__Tarefa proposta__:
Transcreva do texto sobre obesidade infantil o trecho que vai de "A médica endocrinologista" até "alimentam diante delas.", trocando "crianças e adolescentes" por "jovens".

__Trecho do documento__:
· · · · ·

A médica endocrinologista Maria Fernanda Barca, membro da Associação Brasileira para o Estudo da Obesidade (Abeso), explica que a alimentação das crianças e adolescentes é um reflexo dos maus hábitos dos adultos.

“A gente tem mais oferta de ultraprocessados. Os alimentos ultra calóricos estão super acessíveis para as crianças e adolescentes em casa. O reflexo disso é uma infância e adolescência com sobrepeso”, explica.

A médica ainda reforça que essa mudança de hábito veio associada a uma vida mais sedentária – o que também é mostrado na pesquisa. Os índices apontam que, entre as crianças e adolescentes com sobrepeso, a maioria passa tempo considerável em frente às telas e se alimentam diante delas.

“As crianças e adolescentes têm uma alimentação de pior qualidade e somado a isso estão mais sedentárias. Isso se reflete na pesquisa quando olhamos os índices nas grandes cidades, por exemplo, em que se caminha menos. A soma desses fatores cria esse cenário no país”, explica.

· · · · ·

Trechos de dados
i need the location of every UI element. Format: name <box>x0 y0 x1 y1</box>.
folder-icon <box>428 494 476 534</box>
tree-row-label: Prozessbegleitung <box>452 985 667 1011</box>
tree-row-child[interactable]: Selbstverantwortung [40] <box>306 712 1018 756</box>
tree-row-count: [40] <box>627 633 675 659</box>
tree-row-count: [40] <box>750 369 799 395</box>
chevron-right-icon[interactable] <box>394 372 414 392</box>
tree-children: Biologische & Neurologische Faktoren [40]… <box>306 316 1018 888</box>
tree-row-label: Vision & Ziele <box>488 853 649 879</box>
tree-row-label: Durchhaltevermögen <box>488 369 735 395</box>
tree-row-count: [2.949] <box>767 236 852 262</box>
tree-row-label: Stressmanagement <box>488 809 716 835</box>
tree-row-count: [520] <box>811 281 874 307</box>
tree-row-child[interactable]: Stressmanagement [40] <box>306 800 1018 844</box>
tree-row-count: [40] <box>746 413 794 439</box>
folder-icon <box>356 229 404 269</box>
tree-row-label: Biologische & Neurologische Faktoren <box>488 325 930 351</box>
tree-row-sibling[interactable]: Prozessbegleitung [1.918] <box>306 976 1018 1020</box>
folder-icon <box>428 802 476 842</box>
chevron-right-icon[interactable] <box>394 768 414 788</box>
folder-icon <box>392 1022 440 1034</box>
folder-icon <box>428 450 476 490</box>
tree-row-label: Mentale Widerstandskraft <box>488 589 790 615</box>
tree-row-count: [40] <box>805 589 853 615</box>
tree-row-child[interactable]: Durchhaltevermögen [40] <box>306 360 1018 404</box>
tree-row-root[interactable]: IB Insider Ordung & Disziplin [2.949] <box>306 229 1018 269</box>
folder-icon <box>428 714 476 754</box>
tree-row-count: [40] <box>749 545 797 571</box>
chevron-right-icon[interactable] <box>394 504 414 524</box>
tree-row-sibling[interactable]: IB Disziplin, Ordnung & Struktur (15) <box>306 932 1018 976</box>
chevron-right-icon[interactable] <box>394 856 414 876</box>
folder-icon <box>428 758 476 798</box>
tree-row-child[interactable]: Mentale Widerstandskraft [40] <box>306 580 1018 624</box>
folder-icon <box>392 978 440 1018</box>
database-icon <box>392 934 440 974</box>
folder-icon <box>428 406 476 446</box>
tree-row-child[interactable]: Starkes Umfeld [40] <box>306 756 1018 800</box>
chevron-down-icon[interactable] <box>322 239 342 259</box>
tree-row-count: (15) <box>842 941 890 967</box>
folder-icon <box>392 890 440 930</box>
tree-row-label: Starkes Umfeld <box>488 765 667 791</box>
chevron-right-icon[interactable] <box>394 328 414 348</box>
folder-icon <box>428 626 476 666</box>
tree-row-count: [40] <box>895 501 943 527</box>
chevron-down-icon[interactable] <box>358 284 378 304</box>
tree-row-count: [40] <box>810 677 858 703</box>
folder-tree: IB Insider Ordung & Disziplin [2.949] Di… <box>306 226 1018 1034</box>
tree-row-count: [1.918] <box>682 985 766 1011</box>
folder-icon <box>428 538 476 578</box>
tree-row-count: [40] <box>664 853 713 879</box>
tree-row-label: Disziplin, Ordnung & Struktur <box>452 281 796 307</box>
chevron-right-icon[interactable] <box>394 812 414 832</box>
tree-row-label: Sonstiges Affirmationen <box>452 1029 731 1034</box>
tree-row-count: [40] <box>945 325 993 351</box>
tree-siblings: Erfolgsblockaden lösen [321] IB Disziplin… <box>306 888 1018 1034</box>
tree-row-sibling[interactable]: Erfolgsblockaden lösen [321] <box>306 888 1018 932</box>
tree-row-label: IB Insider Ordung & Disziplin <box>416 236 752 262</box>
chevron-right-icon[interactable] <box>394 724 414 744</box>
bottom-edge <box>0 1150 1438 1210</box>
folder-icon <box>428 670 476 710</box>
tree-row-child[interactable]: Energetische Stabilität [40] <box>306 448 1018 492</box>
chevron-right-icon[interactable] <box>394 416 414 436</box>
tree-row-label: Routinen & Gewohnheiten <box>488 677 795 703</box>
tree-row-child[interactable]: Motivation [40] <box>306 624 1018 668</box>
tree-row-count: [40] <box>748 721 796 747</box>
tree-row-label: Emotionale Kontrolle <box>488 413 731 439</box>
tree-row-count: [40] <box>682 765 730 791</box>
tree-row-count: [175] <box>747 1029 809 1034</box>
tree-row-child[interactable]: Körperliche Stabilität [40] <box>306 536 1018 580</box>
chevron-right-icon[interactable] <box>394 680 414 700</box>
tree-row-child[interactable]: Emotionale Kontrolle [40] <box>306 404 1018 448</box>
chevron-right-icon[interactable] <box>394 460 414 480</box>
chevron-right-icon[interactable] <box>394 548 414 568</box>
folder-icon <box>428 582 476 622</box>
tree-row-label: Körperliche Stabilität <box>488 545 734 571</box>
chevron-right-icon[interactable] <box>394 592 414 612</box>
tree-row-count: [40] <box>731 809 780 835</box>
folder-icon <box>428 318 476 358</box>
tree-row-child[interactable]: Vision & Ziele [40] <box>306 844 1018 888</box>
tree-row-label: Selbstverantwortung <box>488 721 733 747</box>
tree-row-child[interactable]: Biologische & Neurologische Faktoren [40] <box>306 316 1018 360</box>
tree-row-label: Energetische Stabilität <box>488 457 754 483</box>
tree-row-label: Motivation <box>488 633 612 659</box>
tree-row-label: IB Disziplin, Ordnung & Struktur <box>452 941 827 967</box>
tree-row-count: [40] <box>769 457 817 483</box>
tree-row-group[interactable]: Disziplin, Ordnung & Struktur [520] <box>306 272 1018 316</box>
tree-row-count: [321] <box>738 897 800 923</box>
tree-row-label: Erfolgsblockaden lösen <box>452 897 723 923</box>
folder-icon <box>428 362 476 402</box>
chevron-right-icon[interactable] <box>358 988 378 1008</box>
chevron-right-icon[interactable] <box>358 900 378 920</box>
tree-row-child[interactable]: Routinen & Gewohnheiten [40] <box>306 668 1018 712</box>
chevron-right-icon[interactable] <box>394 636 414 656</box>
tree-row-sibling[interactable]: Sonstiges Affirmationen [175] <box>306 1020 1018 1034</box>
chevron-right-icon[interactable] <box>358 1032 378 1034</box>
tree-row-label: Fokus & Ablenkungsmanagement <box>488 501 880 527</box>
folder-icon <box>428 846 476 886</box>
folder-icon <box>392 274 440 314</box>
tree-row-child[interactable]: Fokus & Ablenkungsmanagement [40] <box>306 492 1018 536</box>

· · · · ·

__Resultado obtido__:
A médica endocrinologista Maria Fernanda Barca, membro da Associação Brasileira para o Estudo da Obesidade (Abeso), explica que a alimentação das jovens é um reflexo dos maus hábitos dos adultos.

“A gente tem mais oferta de ultraprocessados. Os alimentos ultra calóricos estão super acessíveis para as jovens em casa. O reflexo disso é uma infância e adolescência com sobrepeso”, explica.

A médica ainda reforça que essa mudança de hábito veio associada a uma vida mais sedentária – o que também é mostrado na pesquisa. Os índices apontam que, entre as jovens com sobrepeso, a maioria passa tempo considerável em frente às telas e se alimentam diante delas.